→ STORED RECORDS
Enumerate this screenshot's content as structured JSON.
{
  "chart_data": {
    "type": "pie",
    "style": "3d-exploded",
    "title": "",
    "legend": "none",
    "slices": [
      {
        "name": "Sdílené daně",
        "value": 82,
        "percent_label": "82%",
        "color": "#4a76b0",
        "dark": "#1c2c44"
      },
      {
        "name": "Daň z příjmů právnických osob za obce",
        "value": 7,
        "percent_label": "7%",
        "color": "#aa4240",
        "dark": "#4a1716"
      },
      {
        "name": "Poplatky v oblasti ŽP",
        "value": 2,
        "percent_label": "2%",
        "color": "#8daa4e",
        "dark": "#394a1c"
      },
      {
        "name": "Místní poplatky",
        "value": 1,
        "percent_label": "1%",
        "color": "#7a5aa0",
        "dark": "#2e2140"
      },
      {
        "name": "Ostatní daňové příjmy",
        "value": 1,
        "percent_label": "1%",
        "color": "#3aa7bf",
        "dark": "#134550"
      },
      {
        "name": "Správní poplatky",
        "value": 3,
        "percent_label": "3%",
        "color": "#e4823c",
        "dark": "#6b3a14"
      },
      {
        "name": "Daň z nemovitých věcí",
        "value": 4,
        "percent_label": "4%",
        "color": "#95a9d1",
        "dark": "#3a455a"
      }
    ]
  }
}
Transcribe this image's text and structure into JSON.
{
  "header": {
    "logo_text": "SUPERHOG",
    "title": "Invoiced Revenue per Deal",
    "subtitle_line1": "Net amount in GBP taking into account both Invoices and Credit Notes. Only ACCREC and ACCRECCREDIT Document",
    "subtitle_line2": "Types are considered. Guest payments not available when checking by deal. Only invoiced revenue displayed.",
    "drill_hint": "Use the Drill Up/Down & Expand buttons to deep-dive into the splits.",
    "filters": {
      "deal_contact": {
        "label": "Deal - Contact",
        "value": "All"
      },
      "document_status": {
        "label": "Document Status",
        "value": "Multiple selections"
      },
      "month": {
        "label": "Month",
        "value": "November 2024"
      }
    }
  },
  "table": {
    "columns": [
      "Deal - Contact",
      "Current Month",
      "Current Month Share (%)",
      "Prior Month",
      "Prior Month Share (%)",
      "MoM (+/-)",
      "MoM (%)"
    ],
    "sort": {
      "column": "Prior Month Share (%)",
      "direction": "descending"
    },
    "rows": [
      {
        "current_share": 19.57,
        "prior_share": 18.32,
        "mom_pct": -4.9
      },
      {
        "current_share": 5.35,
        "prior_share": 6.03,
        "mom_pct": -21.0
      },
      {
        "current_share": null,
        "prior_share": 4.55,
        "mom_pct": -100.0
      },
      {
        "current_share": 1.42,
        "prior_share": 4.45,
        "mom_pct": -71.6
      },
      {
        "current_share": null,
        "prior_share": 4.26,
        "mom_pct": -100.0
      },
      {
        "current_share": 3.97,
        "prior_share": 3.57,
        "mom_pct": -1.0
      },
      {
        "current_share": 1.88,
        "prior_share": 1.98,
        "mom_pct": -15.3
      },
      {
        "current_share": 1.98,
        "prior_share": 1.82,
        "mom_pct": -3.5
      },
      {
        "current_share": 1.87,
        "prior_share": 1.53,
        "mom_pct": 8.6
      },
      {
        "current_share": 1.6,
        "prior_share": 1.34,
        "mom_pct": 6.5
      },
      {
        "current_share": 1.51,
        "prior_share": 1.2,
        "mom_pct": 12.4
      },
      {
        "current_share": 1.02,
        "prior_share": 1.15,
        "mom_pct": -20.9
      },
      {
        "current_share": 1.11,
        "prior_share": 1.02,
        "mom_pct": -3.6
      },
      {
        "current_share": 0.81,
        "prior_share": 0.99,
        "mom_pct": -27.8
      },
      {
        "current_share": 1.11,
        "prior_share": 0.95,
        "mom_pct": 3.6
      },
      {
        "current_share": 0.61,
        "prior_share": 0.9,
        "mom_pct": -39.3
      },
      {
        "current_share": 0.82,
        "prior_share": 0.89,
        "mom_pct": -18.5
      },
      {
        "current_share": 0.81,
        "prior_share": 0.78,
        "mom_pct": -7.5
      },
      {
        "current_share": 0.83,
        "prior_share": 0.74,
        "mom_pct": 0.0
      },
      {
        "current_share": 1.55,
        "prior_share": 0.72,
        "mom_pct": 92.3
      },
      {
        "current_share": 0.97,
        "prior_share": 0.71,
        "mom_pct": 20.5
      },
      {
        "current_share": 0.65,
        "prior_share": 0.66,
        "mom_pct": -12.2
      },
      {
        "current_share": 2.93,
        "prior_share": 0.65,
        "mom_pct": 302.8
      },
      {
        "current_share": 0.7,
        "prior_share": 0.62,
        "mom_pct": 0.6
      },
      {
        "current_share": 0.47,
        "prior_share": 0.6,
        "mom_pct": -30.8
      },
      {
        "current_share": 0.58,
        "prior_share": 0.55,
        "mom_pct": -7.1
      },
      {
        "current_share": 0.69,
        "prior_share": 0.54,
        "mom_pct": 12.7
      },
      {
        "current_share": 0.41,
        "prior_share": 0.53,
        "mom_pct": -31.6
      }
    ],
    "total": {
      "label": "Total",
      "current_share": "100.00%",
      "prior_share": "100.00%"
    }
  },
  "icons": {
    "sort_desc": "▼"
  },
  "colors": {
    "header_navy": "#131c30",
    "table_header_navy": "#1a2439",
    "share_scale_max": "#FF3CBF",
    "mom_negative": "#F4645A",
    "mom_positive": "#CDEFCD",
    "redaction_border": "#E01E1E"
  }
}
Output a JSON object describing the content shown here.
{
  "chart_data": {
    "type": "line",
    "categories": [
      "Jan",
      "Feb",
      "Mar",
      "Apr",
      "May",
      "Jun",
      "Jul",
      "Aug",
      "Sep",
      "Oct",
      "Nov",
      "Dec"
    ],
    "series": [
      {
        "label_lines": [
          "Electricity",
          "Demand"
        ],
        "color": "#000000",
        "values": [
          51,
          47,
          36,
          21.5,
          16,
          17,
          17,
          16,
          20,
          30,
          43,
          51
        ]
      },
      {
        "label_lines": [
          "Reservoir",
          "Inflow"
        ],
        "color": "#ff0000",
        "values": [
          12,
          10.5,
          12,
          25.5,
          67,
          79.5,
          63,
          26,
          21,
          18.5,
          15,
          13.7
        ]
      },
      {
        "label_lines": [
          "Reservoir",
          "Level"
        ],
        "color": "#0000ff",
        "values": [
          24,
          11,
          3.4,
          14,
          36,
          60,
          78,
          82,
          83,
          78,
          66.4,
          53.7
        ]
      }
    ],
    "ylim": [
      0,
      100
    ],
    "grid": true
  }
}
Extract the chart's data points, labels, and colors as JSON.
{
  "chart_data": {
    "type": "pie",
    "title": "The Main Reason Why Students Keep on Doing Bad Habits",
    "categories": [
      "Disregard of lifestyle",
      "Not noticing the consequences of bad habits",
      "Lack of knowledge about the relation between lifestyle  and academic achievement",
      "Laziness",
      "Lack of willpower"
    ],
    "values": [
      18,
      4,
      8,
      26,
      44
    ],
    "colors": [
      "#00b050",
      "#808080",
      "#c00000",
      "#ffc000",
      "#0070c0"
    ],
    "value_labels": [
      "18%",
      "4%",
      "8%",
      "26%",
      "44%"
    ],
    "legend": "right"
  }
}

→ AIM
Repeat back the data above, exact to the last character.

→ FULL OUTPUT
Enumerate this screenshot's content as structured JSON.
{
  "chart_data": {
    "type": "pie",
    "style": "3d-exploded",
    "title": "",
    "legend": "none",
    "slices": [
      {
        "name": "Sdílené daně",
        "value": 82,
        "percent_label": "82%",
        "color": "#4a76b0",
        "dark": "#1c2c44"
      },
      {
        "name": "Daň z příjmů právnických osob za obce",
        "value": 7,
        "percent_label": "7%",
        "color": "#aa4240",
        "dark": "#4a1716"
      },
      {
        "name": "Poplatky v oblasti ŽP",
        "value": 2,
        "percent_label": "2%",
        "color": "#8daa4e",
        "dark": "#394a1c"
      },
      {
        "name": "Místní poplatky",
        "value": 1,
        "percent_label": "1%",
        "color": "#7a5aa0",
        "dark": "#2e2140"
      },
      {
        "name": "Ostatní daňové příjmy",
        "value": 1,
        "percent_label": "1%",
        "color": "#3aa7bf",
        "dark": "#134550"
      },
      {
        "name": "Správní poplatky",
        "value": 3,
        "percent_label": "3%",
        "color": "#e4823c",
        "dark": "#6b3a14"
      },
      {
        "name": "Daň z nemovitých věcí",
        "value": 4,
        "percent_label": "4%",
        "color": "#95a9d1",
        "dark": "#3a455a"
      }
    ]
  }
}
Transcribe this image's text and structure into JSON.
{
  "header": {
    "logo_text": "SUPERHOG",
    "title": "Invoiced Revenue per Deal",
    "subtitle_line1": "Net amount in GBP taking into account both Invoices and Credit Notes. Only ACCREC and ACCRECCREDIT Document",
    "subtitle_line2": "Types are considered. Guest payments not available when checking by deal. Only invoiced revenue displayed.",
    "drill_hint": "Use the Drill Up/Down & Expand buttons to deep-dive into the splits.",
    "filters": {
      "deal_contact": {
        "label": "Deal - Contact",
        "value": "All"
      },
      "document_status": {
        "label": "Document Status",
        "value": "Multiple selections"
      },
      "month": {
        "label": "Month",
        "value": "November 2024"
      }
    }
  },
  "table": {
    "columns": [
      "Deal - Contact",
      "Current Month",
      "Current Month Share (%)",
      "Prior Month",
      "Prior Month Share (%)",
      "MoM (+/-)",
      "MoM (%)"
    ],
    "sort": {
      "column": "Prior Month Share (%)",
      "direction": "descending"
    },
    "rows": [
      {
        "current_share": 19.57,
        "prior_share": 18.32,
        "mom_pct": -4.9
      },
      {
        "current_share": 5.35,
        "prior_share": 6.03,
        "mom_pct": -21.0
      },
      {
        "current_share": null,
        "prior_share": 4.55,
        "mom_pct": -100.0
      },
      {
        "current_share": 1.42,
        "prior_share": 4.45,
        "mom_pct": -71.6
      },
      {
        "current_share": null,
        "prior_share": 4.26,
        "mom_pct": -100.0
      },
      {
        "current_share": 3.97,
        "prior_share": 3.57,
        "mom_pct": -1.0
      },
      {
        "current_share": 1.88,
        "prior_share": 1.98,
        "mom_pct": -15.3
      },
      {
        "current_share": 1.98,
        "prior_share": 1.82,
        "mom_pct": -3.5
      },
      {
        "current_share": 1.87,
        "prior_share": 1.53,
        "mom_pct": 8.6
      },
      {
        "current_share": 1.6,
        "prior_share": 1.34,
        "mom_pct": 6.5
      },
      {
        "current_share": 1.51,
        "prior_share": 1.2,
        "mom_pct": 12.4
      },
      {
        "current_share": 1.02,
        "prior_share": 1.15,
        "mom_pct": -20.9
      },
      {
        "current_share": 1.11,
        "prior_share": 1.02,
        "mom_pct": -3.6
      },
      {
        "current_share": 0.81,
        "prior_share": 0.99,
        "mom_pct": -27.8
      },
      {
        "current_share": 1.11,
        "prior_share": 0.95,
        "mom_pct": 3.6
      },
      {
        "current_share": 0.61,
        "prior_share": 0.9,
        "mom_pct": -39.3
      },
      {
        "current_share": 0.82,
        "prior_share": 0.89,
        "mom_pct": -18.5
      },
      {
        "current_share": 0.81,
        "prior_share": 0.78,
        "mom_pct": -7.5
      },
      {
        "current_share": 0.83,
        "prior_share": 0.74,
        "mom_pct": 0.0
      },
      {
        "current_share": 1.55,
        "prior_share": 0.72,
        "mom_pct": 92.3
      },
      {
        "current_share": 0.97,
        "prior_share": 0.71,
        "mom_pct": 20.5
      },
      {
        "current_share": 0.65,
        "prior_share": 0.66,
        "mom_pct": -12.2
      },
      {
        "current_share": 2.93,
        "prior_share": 0.65,
        "mom_pct": 302.8
      },
      {
        "current_share": 0.7,
        "prior_share": 0.62,
        "mom_pct": 0.6
      },
      {
        "current_share": 0.47,
        "prior_share": 0.6,
        "mom_pct": -30.8
      },
      {
        "current_share": 0.58,
        "prior_share": 0.55,
        "mom_pct": -7.1
      },
      {
        "current_share": 0.69,
        "prior_share": 0.54,
        "mom_pct": 12.7
      },
      {
        "current_share": 0.41,
        "prior_share": 0.53,
        "mom_pct": -31.6
      }
    ],
    "total": {
      "label": "Total",
      "current_share": "100.00%",
      "prior_share": "100.00%"
    }
  },
  "icons": {
    "sort_desc": "▼"
  },
  "colors": {
    "header_navy": "#131c30",
    "table_header_navy": "#1a2439",
    "share_scale_max": "#FF3CBF",
    "mom_negative": "#F4645A",
    "mom_positive": "#CDEFCD",
    "redaction_border": "#E01E1E"
  }
}
Output a JSON object describing the content shown here.
{
  "chart_data": {
    "type": "line",
    "categories": [
      "Jan",
      "Feb",
      "Mar",
      "Apr",
      "May",
      "Jun",
      "Jul",
      "Aug",
      "Sep",
      "Oct",
      "Nov",
      "Dec"
    ],
    "series": [
      {
        "label_lines": [
          "Electricity",
          "Demand"
        ],
        "color": "#000000",
        "values": [
          51,
          47,
          36,
          21.5,
          16,
          17,
          17,
          16,
          20,
          30,
          43,
          51
        ]
      },
      {
        "label_lines": [
          "Reservoir",
          "Inflow"
        ],
        "color": "#ff0000",
        "values": [
          12,
          10.5,
          12,
          25.5,
          67,
          79.5,
          63,
          26,
          21,
          18.5,
          15,
          13.7
        ]
      },
      {
        "label_lines": [
          "Reservoir",
          "Level"
        ],
        "color": "#0000ff",
        "values": [
          24,
          11,
          3.4,
          14,
          36,
          60,
          78,
          82,
          83,
          78,
          66.4,
          53.7
        ]
      }
    ],
    "ylim": [
      0,
      100
    ],
    "grid": true
  }
}
Extract the chart's data points, labels, and colors as JSON.
{
  "chart_data": {
    "type": "pie",
    "title": "The Main Reason Why Students Keep on Doing Bad Habits",
    "categories": [
      "Disregard of lifestyle",
      "Not noticing the consequences of bad habits",
      "Lack of knowledge about the relation between lifestyle  and academic achievement",
      "Laziness",
      "Lack of willpower"
    ],
    "values": [
      18,
      4,
      8,
      26,
      44
    ],
    "colors": [
      "#00b050",
      "#808080",
      "#c00000",
      "#ffc000",
      "#0070c0"
    ],
    "value_labels": [
      "18%",
      "4%",
      "8%",
      "26%",
      "44%"
    ],
    "legend": "right"
  }
}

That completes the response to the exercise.